Given problem. Quote, without change, all of the lines that follow.

## START

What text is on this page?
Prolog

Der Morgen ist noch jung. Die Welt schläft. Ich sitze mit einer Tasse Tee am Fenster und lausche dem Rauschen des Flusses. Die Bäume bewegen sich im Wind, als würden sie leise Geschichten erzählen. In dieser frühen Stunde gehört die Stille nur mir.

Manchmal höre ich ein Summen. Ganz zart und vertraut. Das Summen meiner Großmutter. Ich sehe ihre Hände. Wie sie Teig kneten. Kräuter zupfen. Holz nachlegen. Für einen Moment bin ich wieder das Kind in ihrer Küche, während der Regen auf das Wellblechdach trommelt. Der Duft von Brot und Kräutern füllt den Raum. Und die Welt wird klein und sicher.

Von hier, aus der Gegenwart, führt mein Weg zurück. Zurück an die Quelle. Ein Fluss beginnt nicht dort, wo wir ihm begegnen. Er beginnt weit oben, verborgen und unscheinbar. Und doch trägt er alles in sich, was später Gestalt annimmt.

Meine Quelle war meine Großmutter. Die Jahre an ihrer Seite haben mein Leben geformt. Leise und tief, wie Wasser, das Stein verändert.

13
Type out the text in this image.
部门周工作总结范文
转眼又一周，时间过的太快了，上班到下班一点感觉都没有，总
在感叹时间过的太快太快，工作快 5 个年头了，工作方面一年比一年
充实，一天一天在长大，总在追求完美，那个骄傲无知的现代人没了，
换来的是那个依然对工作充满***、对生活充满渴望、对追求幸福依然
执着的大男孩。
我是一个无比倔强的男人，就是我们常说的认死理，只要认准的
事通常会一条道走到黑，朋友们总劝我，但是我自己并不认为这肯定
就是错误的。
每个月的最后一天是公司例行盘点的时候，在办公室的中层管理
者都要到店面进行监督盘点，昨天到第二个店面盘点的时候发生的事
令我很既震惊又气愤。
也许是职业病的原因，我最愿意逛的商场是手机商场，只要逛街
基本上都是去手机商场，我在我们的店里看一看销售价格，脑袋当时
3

## END

Answer to the exercise.
What text is on this page?
Prolog

Der Morgen ist noch jung. Die Welt schläft. Ich sitze mit einer Tasse Tee am Fenster und lausche dem Rauschen des Flusses. Die Bäume bewegen sich im Wind, als würden sie leise Geschichten erzählen. In dieser frühen Stunde gehört die Stille nur mir.

Manchmal höre ich ein Summen. Ganz zart und vertraut. Das Summen meiner Großmutter. Ich sehe ihre Hände. Wie sie Teig kneten. Kräuter zupfen. Holz nachlegen. Für einen Moment bin ich wieder das Kind in ihrer Küche, während der Regen auf das Wellblechdach trommelt. Der Duft von Brot und Kräutern füllt den Raum. Und die Welt wird klein und sicher.

Von hier, aus der Gegenwart, führt mein Weg zurück. Zurück an die Quelle. Ein Fluss beginnt nicht dort, wo wir ihm begegnen. Er beginnt weit oben, verborgen und unscheinbar. Und doch trägt er alles in sich, was später Gestalt annimmt.

Meine Quelle war meine Großmutter. Die Jahre an ihrer Seite haben mein Leben geformt. Leise und tief, wie Wasser, das Stein verändert.

13
Type out the text in this image.
部门周工作总结范文
转眼又一周，时间过的太快了，上班到下班一点感觉都没有，总
在感叹时间过的太快太快，工作快 5 个年头了，工作方面一年比一年
充实，一天一天在长大，总在追求完美，那个骄傲无知的现代人没了，
换来的是那个依然对工作充满***、对生活充满渴望、对追求幸福依然
执着的大男孩。
我是一个无比倔强的男人，就是我们常说的认死理，只要认准的
事通常会一条道走到黑，朋友们总劝我，但是我自己并不认为这肯定
就是错误的。
每个月的最后一天是公司例行盘点的时候，在办公室的中层管理
者都要到店面进行监督盘点，昨天到第二个店面盘点的时候发生的事
令我很既震惊又气愤。
也许是职业病的原因，我最愿意逛的商场是手机商场，只要逛街
基本上都是去手机商场，我在我们的店里看一看销售价格，脑袋当时
3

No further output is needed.